# TASK INPUT
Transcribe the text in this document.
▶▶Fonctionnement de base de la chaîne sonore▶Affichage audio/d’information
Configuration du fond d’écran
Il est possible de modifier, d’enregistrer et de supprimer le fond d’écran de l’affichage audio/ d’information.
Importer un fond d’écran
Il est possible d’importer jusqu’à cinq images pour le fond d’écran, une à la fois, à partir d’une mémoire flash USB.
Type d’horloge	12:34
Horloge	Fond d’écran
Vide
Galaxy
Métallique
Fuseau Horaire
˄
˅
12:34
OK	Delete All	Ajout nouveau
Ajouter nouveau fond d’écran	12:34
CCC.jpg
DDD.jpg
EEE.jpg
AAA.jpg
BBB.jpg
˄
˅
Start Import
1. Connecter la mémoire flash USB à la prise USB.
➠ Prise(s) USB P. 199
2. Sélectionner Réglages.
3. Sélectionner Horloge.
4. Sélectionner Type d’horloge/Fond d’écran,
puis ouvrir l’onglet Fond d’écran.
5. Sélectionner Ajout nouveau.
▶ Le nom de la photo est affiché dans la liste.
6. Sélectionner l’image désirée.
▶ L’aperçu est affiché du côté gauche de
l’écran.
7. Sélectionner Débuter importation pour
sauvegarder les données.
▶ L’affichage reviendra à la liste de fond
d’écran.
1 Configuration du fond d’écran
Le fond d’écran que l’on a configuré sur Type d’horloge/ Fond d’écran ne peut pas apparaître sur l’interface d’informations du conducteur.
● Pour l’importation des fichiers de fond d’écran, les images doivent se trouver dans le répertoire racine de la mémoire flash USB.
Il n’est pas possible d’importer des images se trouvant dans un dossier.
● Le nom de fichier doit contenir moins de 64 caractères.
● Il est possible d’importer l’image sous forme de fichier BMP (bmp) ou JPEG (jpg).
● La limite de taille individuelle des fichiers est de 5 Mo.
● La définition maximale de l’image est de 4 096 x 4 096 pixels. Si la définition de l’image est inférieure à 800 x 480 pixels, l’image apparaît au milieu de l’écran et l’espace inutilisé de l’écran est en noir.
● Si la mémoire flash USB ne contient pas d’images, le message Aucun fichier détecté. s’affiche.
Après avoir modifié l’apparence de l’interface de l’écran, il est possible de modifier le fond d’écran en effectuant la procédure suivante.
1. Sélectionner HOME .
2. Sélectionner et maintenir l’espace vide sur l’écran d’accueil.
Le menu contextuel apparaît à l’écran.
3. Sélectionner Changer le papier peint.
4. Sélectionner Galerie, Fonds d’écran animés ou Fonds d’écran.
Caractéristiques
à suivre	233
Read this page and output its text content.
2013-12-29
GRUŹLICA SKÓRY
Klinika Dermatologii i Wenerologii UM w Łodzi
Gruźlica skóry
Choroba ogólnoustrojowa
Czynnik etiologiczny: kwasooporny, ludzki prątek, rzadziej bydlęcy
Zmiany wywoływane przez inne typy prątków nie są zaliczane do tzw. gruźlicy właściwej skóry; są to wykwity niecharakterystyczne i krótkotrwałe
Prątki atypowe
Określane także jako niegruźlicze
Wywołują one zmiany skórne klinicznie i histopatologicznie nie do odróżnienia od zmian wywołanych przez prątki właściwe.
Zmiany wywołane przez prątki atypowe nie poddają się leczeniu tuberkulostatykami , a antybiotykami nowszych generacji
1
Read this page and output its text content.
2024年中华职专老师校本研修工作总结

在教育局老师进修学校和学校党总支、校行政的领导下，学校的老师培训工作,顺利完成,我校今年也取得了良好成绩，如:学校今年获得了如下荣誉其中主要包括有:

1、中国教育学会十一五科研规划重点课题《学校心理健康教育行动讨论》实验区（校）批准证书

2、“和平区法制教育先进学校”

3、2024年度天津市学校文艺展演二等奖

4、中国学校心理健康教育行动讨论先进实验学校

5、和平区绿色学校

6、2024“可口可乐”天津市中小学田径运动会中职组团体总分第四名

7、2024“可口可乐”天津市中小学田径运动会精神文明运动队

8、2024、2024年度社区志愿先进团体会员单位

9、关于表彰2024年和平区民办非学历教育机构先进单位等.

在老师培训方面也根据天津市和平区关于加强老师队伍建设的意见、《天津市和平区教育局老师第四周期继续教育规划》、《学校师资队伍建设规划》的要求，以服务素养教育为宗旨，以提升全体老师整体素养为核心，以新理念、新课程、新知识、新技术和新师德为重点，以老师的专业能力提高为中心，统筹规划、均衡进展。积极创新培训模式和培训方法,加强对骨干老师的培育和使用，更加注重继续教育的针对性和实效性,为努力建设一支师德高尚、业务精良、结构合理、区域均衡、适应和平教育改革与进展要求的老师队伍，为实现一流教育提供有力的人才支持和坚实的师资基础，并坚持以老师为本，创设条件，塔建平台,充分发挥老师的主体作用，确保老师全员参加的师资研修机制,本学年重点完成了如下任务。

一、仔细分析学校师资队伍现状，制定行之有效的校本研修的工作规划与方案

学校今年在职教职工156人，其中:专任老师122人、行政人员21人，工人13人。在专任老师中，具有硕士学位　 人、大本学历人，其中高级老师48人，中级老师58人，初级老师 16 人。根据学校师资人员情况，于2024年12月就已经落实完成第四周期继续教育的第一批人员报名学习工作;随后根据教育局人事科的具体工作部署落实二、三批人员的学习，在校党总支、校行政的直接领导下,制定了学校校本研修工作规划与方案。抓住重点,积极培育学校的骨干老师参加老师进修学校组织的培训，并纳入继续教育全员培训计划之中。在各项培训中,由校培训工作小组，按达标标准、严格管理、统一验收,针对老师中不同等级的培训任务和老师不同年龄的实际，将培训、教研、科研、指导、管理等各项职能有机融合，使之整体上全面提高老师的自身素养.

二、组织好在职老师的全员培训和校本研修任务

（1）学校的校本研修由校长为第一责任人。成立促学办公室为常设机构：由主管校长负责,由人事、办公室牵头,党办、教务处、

# SHORT PROBLEM
Using the data above, return each line exactly as written.

# WRITTEN RESPONSE
Transcribe the text in this document.
▶▶Fonctionnement de base de la chaîne sonore▶Affichage audio/d’information
Configuration du fond d’écran
Il est possible de modifier, d’enregistrer et de supprimer le fond d’écran de l’affichage audio/ d’information.
Importer un fond d’écran
Il est possible d’importer jusqu’à cinq images pour le fond d’écran, une à la fois, à partir d’une mémoire flash USB.
Type d’horloge	12:34
Horloge	Fond d’écran
Vide
Galaxy
Métallique
Fuseau Horaire
˄
˅
12:34
OK	Delete All	Ajout nouveau
Ajouter nouveau fond d’écran	12:34
CCC.jpg
DDD.jpg
EEE.jpg
AAA.jpg
BBB.jpg
˄
˅
Start Import
1. Connecter la mémoire flash USB à la prise USB.
➠ Prise(s) USB P. 199
2. Sélectionner Réglages.
3. Sélectionner Horloge.
4. Sélectionner Type d’horloge/Fond d’écran,
puis ouvrir l’onglet Fond d’écran.
5. Sélectionner Ajout nouveau.
▶ Le nom de la photo est affiché dans la liste.
6. Sélectionner l’image désirée.
▶ L’aperçu est affiché du côté gauche de
l’écran.
7. Sélectionner Débuter importation pour
sauvegarder les données.
▶ L’affichage reviendra à la liste de fond
d’écran.
1 Configuration du fond d’écran
Le fond d’écran que l’on a configuré sur Type d’horloge/ Fond d’écran ne peut pas apparaître sur l’interface d’informations du conducteur.
● Pour l’importation des fichiers de fond d’écran, les images doivent se trouver dans le répertoire racine de la mémoire flash USB.
Il n’est pas possible d’importer des images se trouvant dans un dossier.
● Le nom de fichier doit contenir moins de 64 caractères.
● Il est possible d’importer l’image sous forme de fichier BMP (bmp) ou JPEG (jpg).
● La limite de taille individuelle des fichiers est de 5 Mo.
● La définition maximale de l’image est de 4 096 x 4 096 pixels. Si la définition de l’image est inférieure à 800 x 480 pixels, l’image apparaît au milieu de l’écran et l’espace inutilisé de l’écran est en noir.
● Si la mémoire flash USB ne contient pas d’images, le message Aucun fichier détecté. s’affiche.
Après avoir modifié l’apparence de l’interface de l’écran, il est possible de modifier le fond d’écran en effectuant la procédure suivante.
1. Sélectionner HOME .
2. Sélectionner et maintenir l’espace vide sur l’écran d’accueil.
Le menu contextuel apparaît à l’écran.
3. Sélectionner Changer le papier peint.
4. Sélectionner Galerie, Fonds d’écran animés ou Fonds d’écran.
Caractéristiques
à suivre	233
Read this page and output its text content.
2013-12-29
GRUŹLICA SKÓRY
Klinika Dermatologii i Wenerologii UM w Łodzi
Gruźlica skóry
Choroba ogólnoustrojowa
Czynnik etiologiczny: kwasooporny, ludzki prątek, rzadziej bydlęcy
Zmiany wywoływane przez inne typy prątków nie są zaliczane do tzw. gruźlicy właściwej skóry; są to wykwity niecharakterystyczne i krótkotrwałe
Prątki atypowe
Określane także jako niegruźlicze
Wywołują one zmiany skórne klinicznie i histopatologicznie nie do odróżnienia od zmian wywołanych przez prątki właściwe.
Zmiany wywołane przez prątki atypowe nie poddają się leczeniu tuberkulostatykami , a antybiotykami nowszych generacji
1
Read this page and output its text content.
2024年中华职专老师校本研修工作总结

在教育局老师进修学校和学校党总支、校行政的领导下，学校的老师培训工作,顺利完成,我校今年也取得了良好成绩，如:学校今年获得了如下荣誉其中主要包括有:

1、中国教育学会十一五科研规划重点课题《学校心理健康教育行动讨论》实验区（校）批准证书

2、“和平区法制教育先进学校”

3、2024年度天津市学校文艺展演二等奖

4、中国学校心理健康教育行动讨论先进实验学校

5、和平区绿色学校

6、2024“可口可乐”天津市中小学田径运动会中职组团体总分第四名

7、2024“可口可乐”天津市中小学田径运动会精神文明运动队

8、2024、2024年度社区志愿先进团体会员单位

9、关于表彰2024年和平区民办非学历教育机构先进单位等.

在老师培训方面也根据天津市和平区关于加强老师队伍建设的意见、《天津市和平区教育局老师第四周期继续教育规划》、《学校师资队伍建设规划》的要求，以服务素养教育为宗旨，以提升全体老师整体素养为核心，以新理念、新课程、新知识、新技术和新师德为重点，以老师的专业能力提高为中心，统筹规划、均衡进展。积极创新培训模式和培训方法,加强对骨干老师的培育和使用，更加注重继续教育的针对性和实效性,为努力建设一支师德高尚、业务精良、结构合理、区域均衡、适应和平教育改革与进展要求的老师队伍，为实现一流教育提供有力的人才支持和坚实的师资基础，并坚持以老师为本，创设条件，塔建平台,充分发挥老师的主体作用，确保老师全员参加的师资研修机制,本学年重点完成了如下任务。

一、仔细分析学校师资队伍现状，制定行之有效的校本研修的工作规划与方案

学校今年在职教职工156人，其中:专任老师122人、行政人员21人，工人13人。在专任老师中，具有硕士学位　 人、大本学历人，其中高级老师48人，中级老师58人，初级老师 16 人。根据学校师资人员情况，于2024年12月就已经落实完成第四周期继续教育的第一批人员报名学习工作;随后根据教育局人事科的具体工作部署落实二、三批人员的学习，在校党总支、校行政的直接领导下,制定了学校校本研修工作规划与方案。抓住重点,积极培育学校的骨干老师参加老师进修学校组织的培训，并纳入继续教育全员培训计划之中。在各项培训中,由校培训工作小组，按达标标准、严格管理、统一验收,针对老师中不同等级的培训任务和老师不同年龄的实际，将培训、教研、科研、指导、管理等各项职能有机融合，使之整体上全面提高老师的自身素养.

二、组织好在职老师的全员培训和校本研修任务

（1）学校的校本研修由校长为第一责任人。成立促学办公室为常设机构：由主管校长负责,由人事、办公室牵头,党办、教务处、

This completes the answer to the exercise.